Work to complete – Only lines with the string "Effect" matter here; gather them from the material below.

Exercise input –
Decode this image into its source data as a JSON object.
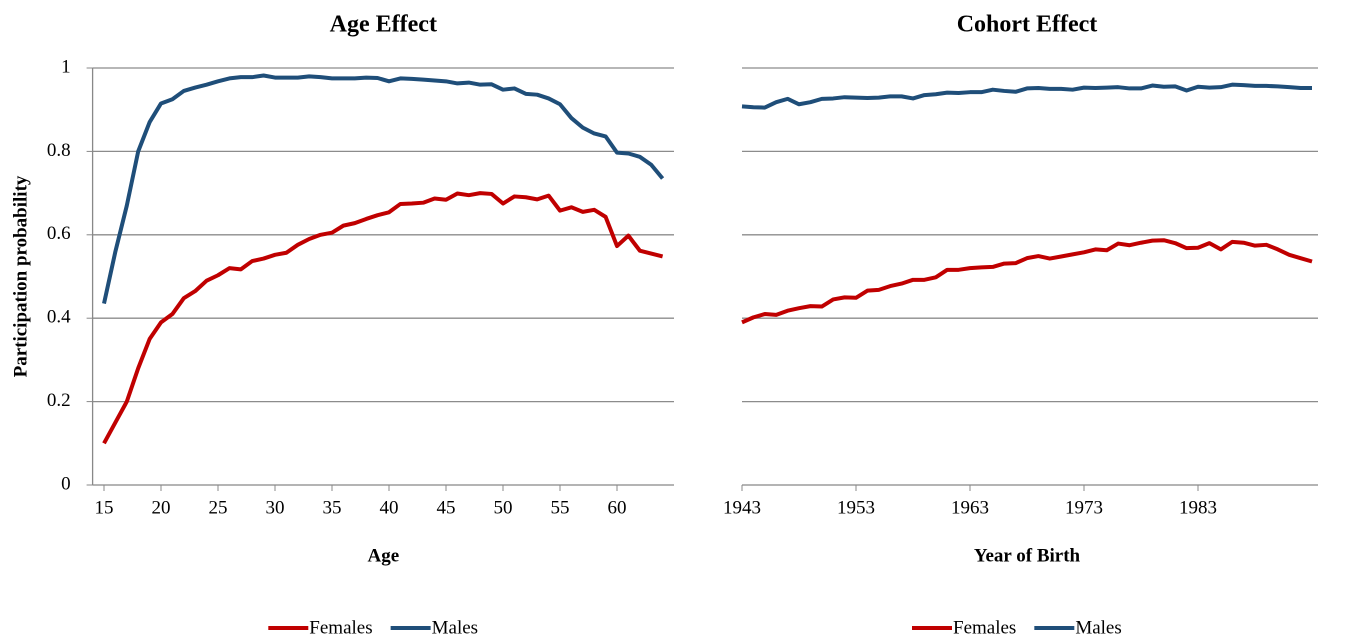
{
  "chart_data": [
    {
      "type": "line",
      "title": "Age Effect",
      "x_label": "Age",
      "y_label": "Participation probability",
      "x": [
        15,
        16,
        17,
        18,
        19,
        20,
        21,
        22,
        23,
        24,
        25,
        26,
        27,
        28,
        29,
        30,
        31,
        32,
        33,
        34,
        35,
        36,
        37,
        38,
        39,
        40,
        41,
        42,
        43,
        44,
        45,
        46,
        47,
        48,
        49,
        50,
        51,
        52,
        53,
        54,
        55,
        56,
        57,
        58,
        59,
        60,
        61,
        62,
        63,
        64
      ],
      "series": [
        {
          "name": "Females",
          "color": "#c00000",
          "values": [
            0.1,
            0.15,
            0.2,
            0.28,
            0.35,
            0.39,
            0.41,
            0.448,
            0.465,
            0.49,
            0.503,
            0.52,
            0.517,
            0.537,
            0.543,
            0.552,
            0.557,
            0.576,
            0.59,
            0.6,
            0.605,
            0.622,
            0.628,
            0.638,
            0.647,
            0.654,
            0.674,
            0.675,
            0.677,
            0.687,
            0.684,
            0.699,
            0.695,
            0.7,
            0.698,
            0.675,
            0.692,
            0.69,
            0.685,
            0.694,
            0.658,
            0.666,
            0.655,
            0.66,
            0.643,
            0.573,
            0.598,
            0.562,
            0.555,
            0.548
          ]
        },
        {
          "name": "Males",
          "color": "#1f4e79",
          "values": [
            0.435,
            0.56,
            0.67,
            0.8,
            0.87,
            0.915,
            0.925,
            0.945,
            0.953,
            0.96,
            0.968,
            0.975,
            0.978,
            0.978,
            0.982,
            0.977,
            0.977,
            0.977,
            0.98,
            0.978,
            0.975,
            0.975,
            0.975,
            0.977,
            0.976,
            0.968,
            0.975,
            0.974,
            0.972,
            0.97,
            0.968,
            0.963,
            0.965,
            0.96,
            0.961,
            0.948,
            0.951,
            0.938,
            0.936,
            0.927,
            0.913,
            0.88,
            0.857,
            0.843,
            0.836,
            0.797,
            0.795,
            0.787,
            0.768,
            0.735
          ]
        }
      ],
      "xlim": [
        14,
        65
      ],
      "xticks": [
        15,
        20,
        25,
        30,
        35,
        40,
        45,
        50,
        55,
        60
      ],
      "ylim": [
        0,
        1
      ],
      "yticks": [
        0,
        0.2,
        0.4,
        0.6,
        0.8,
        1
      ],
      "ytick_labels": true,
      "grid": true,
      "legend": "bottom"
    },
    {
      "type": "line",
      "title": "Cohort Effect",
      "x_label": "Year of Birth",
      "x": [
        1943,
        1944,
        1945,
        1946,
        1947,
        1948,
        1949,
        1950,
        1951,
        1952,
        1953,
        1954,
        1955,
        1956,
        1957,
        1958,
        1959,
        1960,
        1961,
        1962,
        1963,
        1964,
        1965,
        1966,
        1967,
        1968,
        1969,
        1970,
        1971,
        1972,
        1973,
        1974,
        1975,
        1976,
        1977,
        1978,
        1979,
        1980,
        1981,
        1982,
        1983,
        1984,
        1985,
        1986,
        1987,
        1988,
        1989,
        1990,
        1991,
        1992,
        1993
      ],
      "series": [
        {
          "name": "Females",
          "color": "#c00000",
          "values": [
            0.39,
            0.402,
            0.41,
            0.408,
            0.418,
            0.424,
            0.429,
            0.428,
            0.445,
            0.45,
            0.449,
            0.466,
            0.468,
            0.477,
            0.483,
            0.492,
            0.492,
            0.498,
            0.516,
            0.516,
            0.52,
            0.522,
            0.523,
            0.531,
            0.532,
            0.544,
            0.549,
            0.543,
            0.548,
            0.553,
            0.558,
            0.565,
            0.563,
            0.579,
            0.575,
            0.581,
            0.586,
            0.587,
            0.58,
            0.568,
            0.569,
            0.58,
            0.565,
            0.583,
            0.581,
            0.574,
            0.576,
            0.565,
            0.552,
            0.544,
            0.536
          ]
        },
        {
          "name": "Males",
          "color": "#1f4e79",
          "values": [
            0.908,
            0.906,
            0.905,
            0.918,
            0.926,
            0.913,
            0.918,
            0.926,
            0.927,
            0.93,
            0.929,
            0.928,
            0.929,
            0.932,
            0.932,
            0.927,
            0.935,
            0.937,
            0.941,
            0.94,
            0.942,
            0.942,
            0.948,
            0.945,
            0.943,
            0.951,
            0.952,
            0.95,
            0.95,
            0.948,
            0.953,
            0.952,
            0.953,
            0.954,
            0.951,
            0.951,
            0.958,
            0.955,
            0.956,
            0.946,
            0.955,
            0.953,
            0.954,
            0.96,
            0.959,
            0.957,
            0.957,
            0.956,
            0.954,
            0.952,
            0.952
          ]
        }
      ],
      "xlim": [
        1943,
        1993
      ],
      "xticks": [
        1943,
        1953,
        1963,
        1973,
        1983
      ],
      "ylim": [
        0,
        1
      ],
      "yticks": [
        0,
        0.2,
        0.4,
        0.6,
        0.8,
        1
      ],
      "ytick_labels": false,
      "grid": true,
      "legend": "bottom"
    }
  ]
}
==
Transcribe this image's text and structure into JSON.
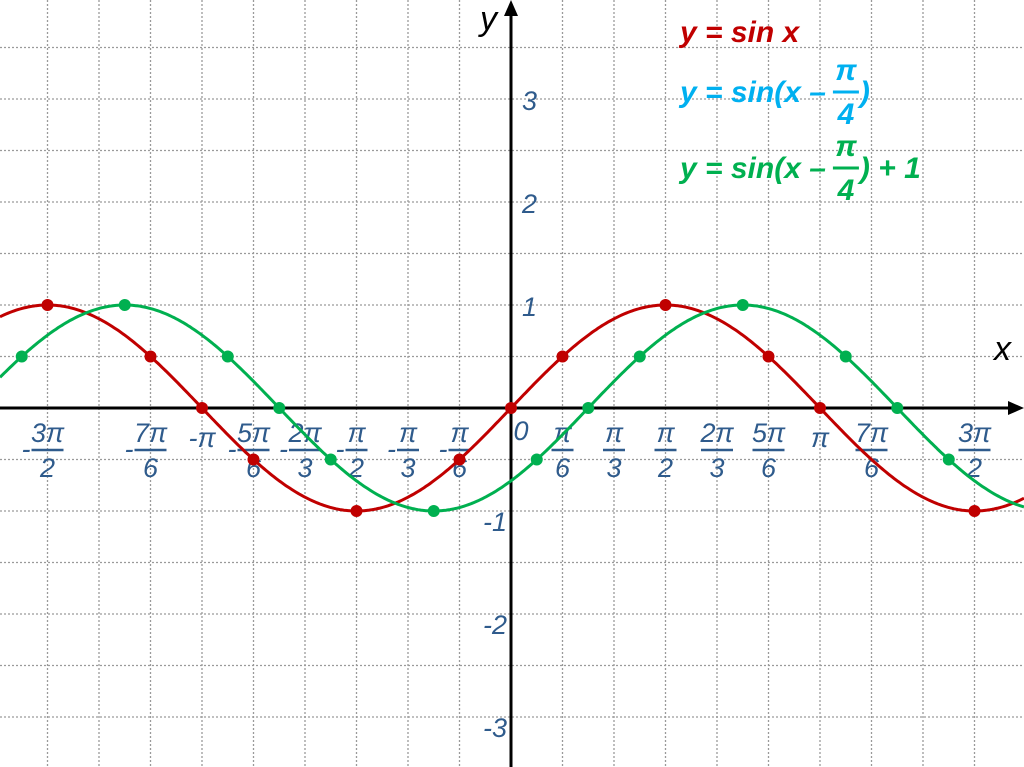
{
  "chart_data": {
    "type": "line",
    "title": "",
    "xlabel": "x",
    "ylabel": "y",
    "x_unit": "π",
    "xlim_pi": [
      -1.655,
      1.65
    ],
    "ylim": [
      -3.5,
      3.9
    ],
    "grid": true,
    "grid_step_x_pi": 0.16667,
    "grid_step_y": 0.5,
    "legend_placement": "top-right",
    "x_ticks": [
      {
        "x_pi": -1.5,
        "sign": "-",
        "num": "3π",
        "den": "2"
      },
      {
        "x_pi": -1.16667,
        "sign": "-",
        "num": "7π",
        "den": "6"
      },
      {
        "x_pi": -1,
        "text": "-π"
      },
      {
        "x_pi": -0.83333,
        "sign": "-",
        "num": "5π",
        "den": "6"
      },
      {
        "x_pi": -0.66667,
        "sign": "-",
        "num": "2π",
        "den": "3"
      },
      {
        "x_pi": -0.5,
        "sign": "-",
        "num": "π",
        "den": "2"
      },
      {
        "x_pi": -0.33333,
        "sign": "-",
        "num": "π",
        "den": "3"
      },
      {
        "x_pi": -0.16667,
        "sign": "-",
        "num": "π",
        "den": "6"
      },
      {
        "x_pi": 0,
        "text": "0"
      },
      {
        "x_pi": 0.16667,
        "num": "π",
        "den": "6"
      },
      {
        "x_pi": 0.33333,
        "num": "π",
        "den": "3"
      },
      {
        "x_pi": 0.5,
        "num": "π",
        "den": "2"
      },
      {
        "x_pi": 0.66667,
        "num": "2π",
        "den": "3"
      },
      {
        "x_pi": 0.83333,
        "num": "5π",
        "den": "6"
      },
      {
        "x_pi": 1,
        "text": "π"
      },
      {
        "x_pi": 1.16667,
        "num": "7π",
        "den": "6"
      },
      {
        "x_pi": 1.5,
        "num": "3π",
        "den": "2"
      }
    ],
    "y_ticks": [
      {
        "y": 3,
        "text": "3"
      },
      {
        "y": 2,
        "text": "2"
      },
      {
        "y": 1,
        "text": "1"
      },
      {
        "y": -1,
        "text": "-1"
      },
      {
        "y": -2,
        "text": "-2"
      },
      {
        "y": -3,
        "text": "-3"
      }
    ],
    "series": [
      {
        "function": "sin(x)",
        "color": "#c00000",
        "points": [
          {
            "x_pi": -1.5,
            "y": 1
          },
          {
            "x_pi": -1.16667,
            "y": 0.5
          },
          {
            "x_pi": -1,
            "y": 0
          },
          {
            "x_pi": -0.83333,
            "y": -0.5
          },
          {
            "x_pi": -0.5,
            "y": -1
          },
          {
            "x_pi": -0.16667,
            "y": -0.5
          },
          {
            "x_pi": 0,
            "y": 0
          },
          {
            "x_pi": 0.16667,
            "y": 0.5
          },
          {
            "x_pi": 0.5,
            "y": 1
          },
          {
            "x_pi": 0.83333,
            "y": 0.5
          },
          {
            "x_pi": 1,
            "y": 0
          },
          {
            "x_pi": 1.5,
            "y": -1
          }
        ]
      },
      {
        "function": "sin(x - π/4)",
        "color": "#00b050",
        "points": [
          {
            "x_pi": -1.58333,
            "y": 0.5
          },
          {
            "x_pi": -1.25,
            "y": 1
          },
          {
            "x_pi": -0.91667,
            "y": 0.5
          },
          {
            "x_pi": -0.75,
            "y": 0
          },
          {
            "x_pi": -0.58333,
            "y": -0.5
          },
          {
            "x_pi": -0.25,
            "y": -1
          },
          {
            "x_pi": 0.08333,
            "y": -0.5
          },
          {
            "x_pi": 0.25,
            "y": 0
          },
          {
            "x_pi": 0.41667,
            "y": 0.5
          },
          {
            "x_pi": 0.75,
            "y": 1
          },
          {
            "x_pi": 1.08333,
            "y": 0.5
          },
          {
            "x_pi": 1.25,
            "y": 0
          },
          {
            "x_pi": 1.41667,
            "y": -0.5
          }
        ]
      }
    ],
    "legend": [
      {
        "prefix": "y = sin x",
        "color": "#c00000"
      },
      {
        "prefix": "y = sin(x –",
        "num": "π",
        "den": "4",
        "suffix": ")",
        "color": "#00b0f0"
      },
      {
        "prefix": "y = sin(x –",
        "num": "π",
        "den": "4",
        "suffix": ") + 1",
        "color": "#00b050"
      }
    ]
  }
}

The solution –
      "title": "Age Effect",
      "title": "Cohort Effect",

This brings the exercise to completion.